AIM OF THE EXERCISE> The entries need to be copied exactly.
● ● ● ●
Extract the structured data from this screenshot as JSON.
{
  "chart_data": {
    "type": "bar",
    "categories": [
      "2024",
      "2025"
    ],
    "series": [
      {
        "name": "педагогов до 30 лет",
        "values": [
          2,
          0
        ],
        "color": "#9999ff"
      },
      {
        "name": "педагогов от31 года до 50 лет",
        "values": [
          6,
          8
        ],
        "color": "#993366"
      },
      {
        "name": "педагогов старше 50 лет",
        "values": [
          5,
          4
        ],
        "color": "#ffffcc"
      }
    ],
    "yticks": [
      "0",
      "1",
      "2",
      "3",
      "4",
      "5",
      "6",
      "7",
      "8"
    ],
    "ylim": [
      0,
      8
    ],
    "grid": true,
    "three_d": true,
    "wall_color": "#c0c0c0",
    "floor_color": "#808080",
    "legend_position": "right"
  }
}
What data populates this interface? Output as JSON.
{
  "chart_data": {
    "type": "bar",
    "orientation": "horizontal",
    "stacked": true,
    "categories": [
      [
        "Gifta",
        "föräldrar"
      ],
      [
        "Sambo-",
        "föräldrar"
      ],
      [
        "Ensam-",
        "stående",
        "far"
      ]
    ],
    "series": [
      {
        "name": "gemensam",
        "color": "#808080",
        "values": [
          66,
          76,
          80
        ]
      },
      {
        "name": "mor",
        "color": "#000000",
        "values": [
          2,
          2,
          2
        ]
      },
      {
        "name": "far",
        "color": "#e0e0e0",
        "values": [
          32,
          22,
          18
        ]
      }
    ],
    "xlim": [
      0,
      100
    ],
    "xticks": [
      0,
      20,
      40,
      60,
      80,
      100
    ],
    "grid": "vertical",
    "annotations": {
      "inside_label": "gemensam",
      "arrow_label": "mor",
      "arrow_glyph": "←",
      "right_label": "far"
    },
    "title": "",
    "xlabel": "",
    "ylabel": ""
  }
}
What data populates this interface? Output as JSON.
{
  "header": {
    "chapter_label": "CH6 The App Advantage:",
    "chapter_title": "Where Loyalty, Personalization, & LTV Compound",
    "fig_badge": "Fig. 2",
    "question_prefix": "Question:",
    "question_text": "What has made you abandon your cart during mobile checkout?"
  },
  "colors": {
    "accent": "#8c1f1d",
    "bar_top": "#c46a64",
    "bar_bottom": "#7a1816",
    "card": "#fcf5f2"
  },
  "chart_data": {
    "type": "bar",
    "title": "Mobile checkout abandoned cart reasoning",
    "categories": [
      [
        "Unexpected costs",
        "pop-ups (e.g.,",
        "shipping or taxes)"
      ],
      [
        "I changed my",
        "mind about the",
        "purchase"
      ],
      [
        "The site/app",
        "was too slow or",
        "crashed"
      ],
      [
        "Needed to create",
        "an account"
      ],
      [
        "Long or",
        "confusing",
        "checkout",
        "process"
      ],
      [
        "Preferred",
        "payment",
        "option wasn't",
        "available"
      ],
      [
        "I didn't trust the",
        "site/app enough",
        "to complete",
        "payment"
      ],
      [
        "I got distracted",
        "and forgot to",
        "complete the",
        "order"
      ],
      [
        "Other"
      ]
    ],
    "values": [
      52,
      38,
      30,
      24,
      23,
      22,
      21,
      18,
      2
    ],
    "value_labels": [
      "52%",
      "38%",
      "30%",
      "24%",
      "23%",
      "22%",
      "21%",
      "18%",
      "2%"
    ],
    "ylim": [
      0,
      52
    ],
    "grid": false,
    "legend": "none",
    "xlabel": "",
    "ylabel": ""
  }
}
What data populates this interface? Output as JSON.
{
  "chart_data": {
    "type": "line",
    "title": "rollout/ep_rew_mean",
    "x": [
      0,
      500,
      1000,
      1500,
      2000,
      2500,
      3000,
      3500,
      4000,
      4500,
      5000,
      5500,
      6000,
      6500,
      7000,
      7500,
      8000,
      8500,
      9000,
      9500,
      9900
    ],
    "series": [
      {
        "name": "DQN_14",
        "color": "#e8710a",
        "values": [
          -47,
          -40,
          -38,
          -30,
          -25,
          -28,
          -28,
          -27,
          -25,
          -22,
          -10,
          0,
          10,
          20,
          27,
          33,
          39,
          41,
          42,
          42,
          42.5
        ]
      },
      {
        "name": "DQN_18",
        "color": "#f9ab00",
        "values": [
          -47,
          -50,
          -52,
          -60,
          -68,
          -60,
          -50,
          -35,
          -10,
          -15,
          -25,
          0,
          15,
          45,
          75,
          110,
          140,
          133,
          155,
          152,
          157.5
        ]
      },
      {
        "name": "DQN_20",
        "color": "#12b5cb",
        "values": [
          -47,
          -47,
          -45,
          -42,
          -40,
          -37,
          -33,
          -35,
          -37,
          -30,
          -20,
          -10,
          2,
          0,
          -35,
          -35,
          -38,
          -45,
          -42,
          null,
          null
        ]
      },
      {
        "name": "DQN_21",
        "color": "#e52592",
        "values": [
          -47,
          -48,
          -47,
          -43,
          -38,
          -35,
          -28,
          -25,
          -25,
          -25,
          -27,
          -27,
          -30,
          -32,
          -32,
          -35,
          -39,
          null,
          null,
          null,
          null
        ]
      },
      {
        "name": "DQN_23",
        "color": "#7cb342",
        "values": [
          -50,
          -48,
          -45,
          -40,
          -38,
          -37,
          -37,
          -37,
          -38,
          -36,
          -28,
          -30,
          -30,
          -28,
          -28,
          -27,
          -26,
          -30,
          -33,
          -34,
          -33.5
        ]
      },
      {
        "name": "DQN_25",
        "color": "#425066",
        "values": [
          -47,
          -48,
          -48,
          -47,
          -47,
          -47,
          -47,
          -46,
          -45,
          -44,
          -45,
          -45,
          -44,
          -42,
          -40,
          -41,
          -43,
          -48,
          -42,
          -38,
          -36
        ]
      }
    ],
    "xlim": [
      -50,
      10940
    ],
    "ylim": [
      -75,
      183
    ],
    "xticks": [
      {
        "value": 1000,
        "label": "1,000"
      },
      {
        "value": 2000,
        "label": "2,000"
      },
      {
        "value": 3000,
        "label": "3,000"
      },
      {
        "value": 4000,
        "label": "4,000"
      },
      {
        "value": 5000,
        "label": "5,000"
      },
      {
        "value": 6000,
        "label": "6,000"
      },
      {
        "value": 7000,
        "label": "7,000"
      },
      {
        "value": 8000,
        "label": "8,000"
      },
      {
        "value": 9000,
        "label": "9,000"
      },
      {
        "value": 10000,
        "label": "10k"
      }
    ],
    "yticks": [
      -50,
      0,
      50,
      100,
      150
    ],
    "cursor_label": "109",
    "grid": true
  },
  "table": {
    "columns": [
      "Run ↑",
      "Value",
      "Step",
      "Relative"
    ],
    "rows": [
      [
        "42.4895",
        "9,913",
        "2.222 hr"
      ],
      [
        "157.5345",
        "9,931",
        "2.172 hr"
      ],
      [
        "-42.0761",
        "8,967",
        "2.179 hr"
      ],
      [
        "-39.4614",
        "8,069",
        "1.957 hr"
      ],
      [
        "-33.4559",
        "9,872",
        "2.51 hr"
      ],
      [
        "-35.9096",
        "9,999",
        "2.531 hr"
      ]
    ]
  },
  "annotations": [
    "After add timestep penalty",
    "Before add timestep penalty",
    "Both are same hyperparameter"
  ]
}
● ● ● ●
RIGHT ANSWER>
Extract the structured data from this screenshot as JSON.
{
  "chart_data": {
    "type": "bar",
    "categories": [
      "2024",
      "2025"
    ],
    "series": [
      {
        "name": "педагогов до 30 лет",
        "values": [
          2,
          0
        ],
        "color": "#9999ff"
      },
      {
        "name": "педагогов от31 года до 50 лет",
        "values": [
          6,
          8
        ],
        "color": "#993366"
      },
      {
        "name": "педагогов старше 50 лет",
        "values": [
          5,
          4
        ],
        "color": "#ffffcc"
      }
    ],
    "yticks": [
      "0",
      "1",
      "2",
      "3",
      "4",
      "5",
      "6",
      "7",
      "8"
    ],
    "ylim": [
      0,
      8
    ],
    "grid": true,
    "three_d": true,
    "wall_color": "#c0c0c0",
    "floor_color": "#808080",
    "legend_position": "right"
  }
}
What data populates this interface? Output as JSON.
{
  "chart_data": {
    "type": "bar",
    "orientation": "horizontal",
    "stacked": true,
    "categories": [
      [
        "Gifta",
        "föräldrar"
      ],
      [
        "Sambo-",
        "föräldrar"
      ],
      [
        "Ensam-",
        "stående",
        "far"
      ]
    ],
    "series": [
      {
        "name": "gemensam",
        "color": "#808080",
        "values": [
          66,
          76,
          80
        ]
      },
      {
        "name": "mor",
        "color": "#000000",
        "values": [
          2,
          2,
          2
        ]
      },
      {
        "name": "far",
        "color": "#e0e0e0",
        "values": [
          32,
          22,
          18
        ]
      }
    ],
    "xlim": [
      0,
      100
    ],
    "xticks": [
      0,
      20,
      40,
      60,
      80,
      100
    ],
    "grid": "vertical",
    "annotations": {
      "inside_label": "gemensam",
      "arrow_label": "mor",
      "arrow_glyph": "←",
      "right_label": "far"
    },
    "title": "",
    "xlabel": "",
    "ylabel": ""
  }
}
What data populates this interface? Output as JSON.
{
  "header": {
    "chapter_label": "CH6 The App Advantage:",
    "chapter_title": "Where Loyalty, Personalization, & LTV Compound",
    "fig_badge": "Fig. 2",
    "question_prefix": "Question:",
    "question_text": "What has made you abandon your cart during mobile checkout?"
  },
  "colors": {
    "accent": "#8c1f1d",
    "bar_top": "#c46a64",
    "bar_bottom": "#7a1816",
    "card": "#fcf5f2"
  },
  "chart_data": {
    "type": "bar",
    "title": "Mobile checkout abandoned cart reasoning",
    "categories": [
      [
        "Unexpected costs",
        "pop-ups (e.g.,",
        "shipping or taxes)"
      ],
      [
        "I changed my",
        "mind about the",
        "purchase"
      ],
      [
        "The site/app",
        "was too slow or",
        "crashed"
      ],
      [
        "Needed to create",
        "an account"
      ],
      [
        "Long or",
        "confusing",
        "checkout",
        "process"
      ],
      [
        "Preferred",
        "payment",
        "option wasn't",
        "available"
      ],
      [
        "I didn't trust the",
        "site/app enough",
        "to complete",
        "payment"
      ],
      [
        "I got distracted",
        "and forgot to",
        "complete the",
        "order"
      ],
      [
        "Other"
      ]
    ],
    "values": [
      52,
      38,
      30,
      24,
      23,
      22,
      21,
      18,
      2
    ],
    "value_labels": [
      "52%",
      "38%",
      "30%",
      "24%",
      "23%",
      "22%",
      "21%",
      "18%",
      "2%"
    ],
    "ylim": [
      0,
      52
    ],
    "grid": false,
    "legend": "none",
    "xlabel": "",
    "ylabel": ""
  }
}
What data populates this interface? Output as JSON.
{
  "chart_data": {
    "type": "line",
    "title": "rollout/ep_rew_mean",
    "x": [
      0,
      500,
      1000,
      1500,
      2000,
      2500,
      3000,
      3500,
      4000,
      4500,
      5000,
      5500,
      6000,
      6500,
      7000,
      7500,
      8000,
      8500,
      9000,
      9500,
      9900
    ],
    "series": [
      {
        "name": "DQN_14",
        "color": "#e8710a",
        "values": [
          -47,
          -40,
          -38,
          -30,
          -25,
          -28,
          -28,
          -27,
          -25,
          -22,
          -10,
          0,
          10,
          20,
          27,
          33,
          39,
          41,
          42,
          42,
          42.5
        ]
      },
      {
        "name": "DQN_18",
        "color": "#f9ab00",
        "values": [
          -47,
          -50,
          -52,
          -60,
          -68,
          -60,
          -50,
          -35,
          -10,
          -15,
          -25,
          0,
          15,
          45,
          75,
          110,
          140,
          133,
          155,
          152,
          157.5
        ]
      },
      {
        "name": "DQN_20",
        "color": "#12b5cb",
        "values": [
          -47,
          -47,
          -45,
          -42,
          -40,
          -37,
          -33,
          -35,
          -37,
          -30,
          -20,
          -10,
          2,
          0,
          -35,
          -35,
          -38,
          -45,
          -42,
          null,
          null
        ]
      },
      {
        "name": "DQN_21",
        "color": "#e52592",
        "values": [
          -47,
          -48,
          -47,
          -43,
          -38,
          -35,
          -28,
          -25,
          -25,
          -25,
          -27,
          -27,
          -30,
          -32,
          -32,
          -35,
          -39,
          null,
          null,
          null,
          null
        ]
      },
      {
        "name": "DQN_23",
        "color": "#7cb342",
        "values": [
          -50,
          -48,
          -45,
          -40,
          -38,
          -37,
          -37,
          -37,
          -38,
          -36,
          -28,
          -30,
          -30,
          -28,
          -28,
          -27,
          -26,
          -30,
          -33,
          -34,
          -33.5
        ]
      },
      {
        "name": "DQN_25",
        "color": "#425066",
        "values": [
          -47,
          -48,
          -48,
          -47,
          -47,
          -47,
          -47,
          -46,
          -45,
          -44,
          -45,
          -45,
          -44,
          -42,
          -40,
          -41,
          -43,
          -48,
          -42,
          -38,
          -36
        ]
      }
    ],
    "xlim": [
      -50,
      10940
    ],
    "ylim": [
      -75,
      183
    ],
    "xticks": [
      {
        "value": 1000,
        "label": "1,000"
      },
      {
        "value": 2000,
        "label": "2,000"
      },
      {
        "value": 3000,
        "label": "3,000"
      },
      {
        "value": 4000,
        "label": "4,000"
      },
      {
        "value": 5000,
        "label": "5,000"
      },
      {
        "value": 6000,
        "label": "6,000"
      },
      {
        "value": 7000,
        "label": "7,000"
      },
      {
        "value": 8000,
        "label": "8,000"
      },
      {
        "value": 9000,
        "label": "9,000"
      },
      {
        "value": 10000,
        "label": "10k"
      }
    ],
    "yticks": [
      -50,
      0,
      50,
      100,
      150
    ],
    "cursor_label": "109",
    "grid": true
  },
  "table": {
    "columns": [
      "Run ↑",
      "Value",
      "Step",
      "Relative"
    ],
    "rows": [
      [
        "42.4895",
        "9,913",
        "2.222 hr"
      ],
      [
        "157.5345",
        "9,931",
        "2.172 hr"
      ],
      [
        "-42.0761",
        "8,967",
        "2.179 hr"
      ],
      [
        "-39.4614",
        "8,069",
        "1.957 hr"
      ],
      [
        "-33.4559",
        "9,872",
        "2.51 hr"
      ],
      [
        "-35.9096",
        "9,999",
        "2.531 hr"
      ]
    ]
  },
  "annotations": [
    "After add timestep penalty",
    "Before add timestep penalty",
    "Both are same hyperparameter"
  ]
}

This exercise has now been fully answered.